Exercise
Pull out every line below that contains the word "Frekuensi".

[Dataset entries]
####################
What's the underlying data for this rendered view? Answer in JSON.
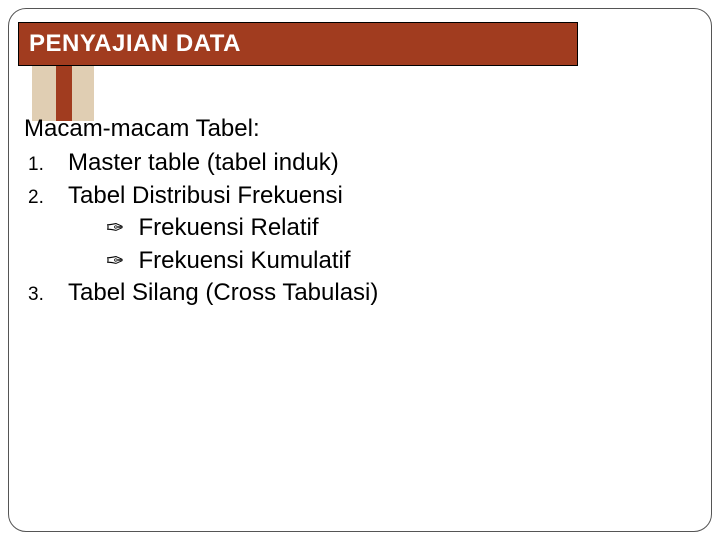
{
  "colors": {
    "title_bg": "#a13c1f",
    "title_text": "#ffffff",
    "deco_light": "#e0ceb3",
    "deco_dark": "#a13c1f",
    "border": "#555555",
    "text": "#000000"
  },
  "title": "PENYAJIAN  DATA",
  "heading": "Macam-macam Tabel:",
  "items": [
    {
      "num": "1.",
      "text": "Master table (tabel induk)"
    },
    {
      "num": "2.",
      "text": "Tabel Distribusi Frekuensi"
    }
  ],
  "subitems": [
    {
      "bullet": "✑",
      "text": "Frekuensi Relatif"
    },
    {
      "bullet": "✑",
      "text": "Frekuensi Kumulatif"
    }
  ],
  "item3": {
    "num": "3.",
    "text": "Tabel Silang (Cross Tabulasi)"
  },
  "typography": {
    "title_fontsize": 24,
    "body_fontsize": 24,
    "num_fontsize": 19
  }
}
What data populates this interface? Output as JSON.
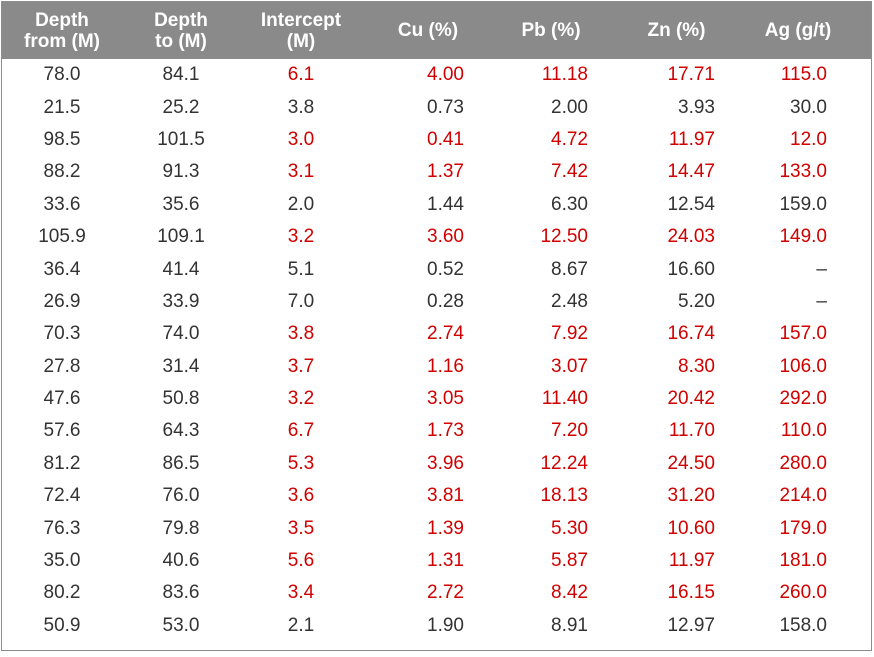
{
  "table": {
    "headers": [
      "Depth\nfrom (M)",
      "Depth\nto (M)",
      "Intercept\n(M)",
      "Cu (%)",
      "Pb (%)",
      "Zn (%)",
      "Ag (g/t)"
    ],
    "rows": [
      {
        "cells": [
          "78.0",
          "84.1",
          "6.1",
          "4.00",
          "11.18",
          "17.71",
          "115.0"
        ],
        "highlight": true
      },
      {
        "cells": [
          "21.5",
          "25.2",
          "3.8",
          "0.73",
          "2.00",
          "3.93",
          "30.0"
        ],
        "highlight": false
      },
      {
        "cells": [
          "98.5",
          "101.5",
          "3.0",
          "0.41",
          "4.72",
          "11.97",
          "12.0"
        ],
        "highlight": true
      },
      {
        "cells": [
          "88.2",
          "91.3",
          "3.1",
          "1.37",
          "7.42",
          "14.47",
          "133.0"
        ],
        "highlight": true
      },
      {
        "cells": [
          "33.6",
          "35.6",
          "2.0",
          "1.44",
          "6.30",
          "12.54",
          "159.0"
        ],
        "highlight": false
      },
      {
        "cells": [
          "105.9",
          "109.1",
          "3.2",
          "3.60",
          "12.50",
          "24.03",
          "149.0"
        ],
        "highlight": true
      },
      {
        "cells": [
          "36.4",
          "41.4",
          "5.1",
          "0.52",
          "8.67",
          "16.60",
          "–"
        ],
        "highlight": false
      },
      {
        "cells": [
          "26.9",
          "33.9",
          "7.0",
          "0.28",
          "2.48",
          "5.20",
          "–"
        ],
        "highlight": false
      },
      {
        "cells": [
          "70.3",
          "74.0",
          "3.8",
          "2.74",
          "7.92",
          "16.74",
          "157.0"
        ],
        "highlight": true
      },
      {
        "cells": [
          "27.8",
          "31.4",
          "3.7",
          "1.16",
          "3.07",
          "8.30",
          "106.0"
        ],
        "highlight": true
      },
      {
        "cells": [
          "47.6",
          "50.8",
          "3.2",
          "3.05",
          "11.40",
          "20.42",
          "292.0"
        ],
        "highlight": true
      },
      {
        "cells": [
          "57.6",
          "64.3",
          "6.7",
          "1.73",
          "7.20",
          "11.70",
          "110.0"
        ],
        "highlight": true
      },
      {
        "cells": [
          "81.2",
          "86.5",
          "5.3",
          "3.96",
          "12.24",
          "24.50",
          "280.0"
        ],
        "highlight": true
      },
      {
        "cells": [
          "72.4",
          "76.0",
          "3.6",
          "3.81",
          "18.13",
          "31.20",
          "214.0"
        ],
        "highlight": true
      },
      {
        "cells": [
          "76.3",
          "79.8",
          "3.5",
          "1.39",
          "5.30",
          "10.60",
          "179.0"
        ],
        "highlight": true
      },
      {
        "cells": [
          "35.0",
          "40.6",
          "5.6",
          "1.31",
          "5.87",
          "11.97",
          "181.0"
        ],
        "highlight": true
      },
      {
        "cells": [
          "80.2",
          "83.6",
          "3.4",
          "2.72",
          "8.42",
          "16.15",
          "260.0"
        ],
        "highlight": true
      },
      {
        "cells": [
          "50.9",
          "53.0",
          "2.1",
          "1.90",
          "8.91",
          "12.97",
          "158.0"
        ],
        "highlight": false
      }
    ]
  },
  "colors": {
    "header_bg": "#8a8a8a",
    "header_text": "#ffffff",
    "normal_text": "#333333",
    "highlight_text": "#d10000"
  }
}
####################
Problem solution
      "text": "Tabel Distribusi Frekuensi"
      "text": "Frekuensi Relatif"
      "text": "Frekuensi Kumulatif"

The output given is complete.